→ **RECORDED DATA**:
▬▬▬

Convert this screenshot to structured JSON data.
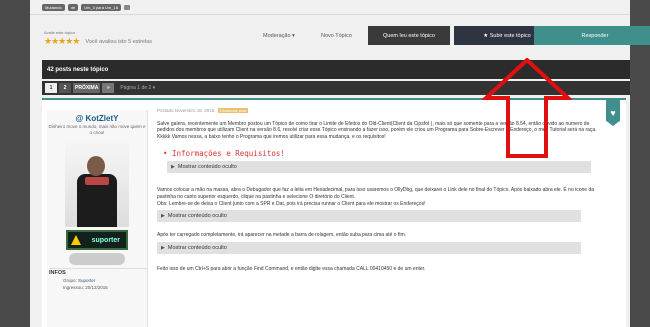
{
  "tags": [
    "Mudando",
    "de",
    "Um_3 para Um_16"
  ],
  "rating": {
    "label": "Avalie este tópico",
    "stars": "★★★★★",
    "value": 5,
    "your_rating": "Você avaliou isto 5 estrelas"
  },
  "actions": {
    "moderation": "Moderação ▾",
    "new_topic": "Novo Tópico",
    "who_read": "Quem leu este tópico",
    "follow": "★ Subir este tópico",
    "reply": "Responder"
  },
  "topic": {
    "posts_count": "42 posts neste tópico"
  },
  "pagination": {
    "pages": [
      "1",
      "2"
    ],
    "next": "PRÓXIMA",
    "last": "»",
    "info": "Página 1 de 2 ▾"
  },
  "post": {
    "author": "@ KotZletY",
    "author_title": "Dinheiro move o mundo, mais não move quem e o criou!",
    "badge_label": "suporter",
    "infos_heading": "INFOS",
    "group_label": "Grupo:",
    "group_value": "Suporter",
    "joined_label": "Ingressou: 20/12/2015",
    "meta_date": "Postado Novembro 18, 2016",
    "meta_report": "Denunciar post",
    "body1": "Salve galera, recentemente um Membro postou um Tópico de como tirar o Limite de Efeitos do Old-Client(Client da Cipsfot ), mais só que somente para a versão 8.54, então devido ao numero de pedidos dos membros que utilizam Client na versão 8.6, resolvi criar esse Tópico ensinando a fazer isso, porém ele criou um Programa para Sobre-Escrever o Endereço, o meu Tutorial será na raça. Kkkkk Vamos nessa, a baixo tenho o Programa que iremos utilizar para essa mudança, e os requisitos!",
    "section_title": "• Informações e Requisitos!",
    "spoiler_label": "Mostrar conteúdo oculto",
    "body2": "Vamos colocar a mão na massa, abra o Debugador que faz a leita em Hexadecimal, para isso usaremos o OllyDbg, que deixarei o Link dele no final do Tópico. Após baixado abra ele. É no icone da pastinha no canto superior esquerdo, clique na pastinha e selecione O diretório do Client.",
    "body3": "Obs: Lembre-se de deixa o Client junto com a SPR e Dat, pois irá precisa runnar o Client para ele mostrar os Endereços!",
    "body4": "Após ter carregado completamente, irá aparecer na metade a barra de rolagem, então suba para cima até o fim.",
    "body5": "Feito isso de um Ctrl+S para abrir a função Find Command, e então digite essa chamada CALL 00410450 e de um enter."
  },
  "colors": {
    "accent": "#3f8f8c",
    "header": "#2b2b2b",
    "star": "#e8a317",
    "annotation": "#e01010"
  }
}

▬▬▬

→ **STATED EXERCISE**: Can you restate all the records above word for word while dropping the pictures?

→ **TASK RESULT**:
Convert this screenshot to structured JSON data.
{
  "tags": [
    "Mudando",
    "de",
    "Um_3 para Um_16"
  ],
  "rating": {
    "label": "Avalie este tópico",
    "stars": "★★★★★",
    "value": 5,
    "your_rating": "Você avaliou isto 5 estrelas"
  },
  "actions": {
    "moderation": "Moderação ▾",
    "new_topic": "Novo Tópico",
    "who_read": "Quem leu este tópico",
    "follow": "★ Subir este tópico",
    "reply": "Responder"
  },
  "topic": {
    "posts_count": "42 posts neste tópico"
  },
  "pagination": {
    "pages": [
      "1",
      "2"
    ],
    "next": "PRÓXIMA",
    "last": "»",
    "info": "Página 1 de 2 ▾"
  },
  "post": {
    "author": "@ KotZletY",
    "author_title": "Dinheiro move o mundo, mais não move quem e o criou!",
    "badge_label": "suporter",
    "infos_heading": "INFOS",
    "group_label": "Grupo:",
    "group_value": "Suporter",
    "joined_label": "Ingressou: 20/12/2015",
    "meta_date": "Postado Novembro 18, 2016",
    "meta_report": "Denunciar post",
    "body1": "Salve galera, recentemente um Membro postou um Tópico de como tirar o Limite de Efeitos do Old-Client(Client da Cipsfot ), mais só que somente para a versão 8.54, então devido ao numero de pedidos dos membros que utilizam Client na versão 8.6, resolvi criar esse Tópico ensinando a fazer isso, porém ele criou um Programa para Sobre-Escrever o Endereço, o meu Tutorial será na raça. Kkkkk Vamos nessa, a baixo tenho o Programa que iremos utilizar para essa mudança, e os requisitos!",
    "section_title": "• Informações e Requisitos!",
    "spoiler_label": "Mostrar conteúdo oculto",
    "body2": "Vamos colocar a mão na massa, abra o Debugador que faz a leita em Hexadecimal, para isso usaremos o OllyDbg, que deixarei o Link dele no final do Tópico. Após baixado abra ele. É no icone da pastinha no canto superior esquerdo, clique na pastinha e selecione O diretório do Client.",
    "body3": "Obs: Lembre-se de deixa o Client junto com a SPR e Dat, pois irá precisa runnar o Client para ele mostrar os Endereços!",
    "body4": "Após ter carregado completamente, irá aparecer na metade a barra de rolagem, então suba para cima até o fim.",
    "body5": "Feito isso de um Ctrl+S para abrir a função Find Command, e então digite essa chamada CALL 00410450 e de um enter."
  },
  "colors": {
    "accent": "#3f8f8c",
    "header": "#2b2b2b",
    "star": "#e8a317",
    "annotation": "#e01010"
  }
}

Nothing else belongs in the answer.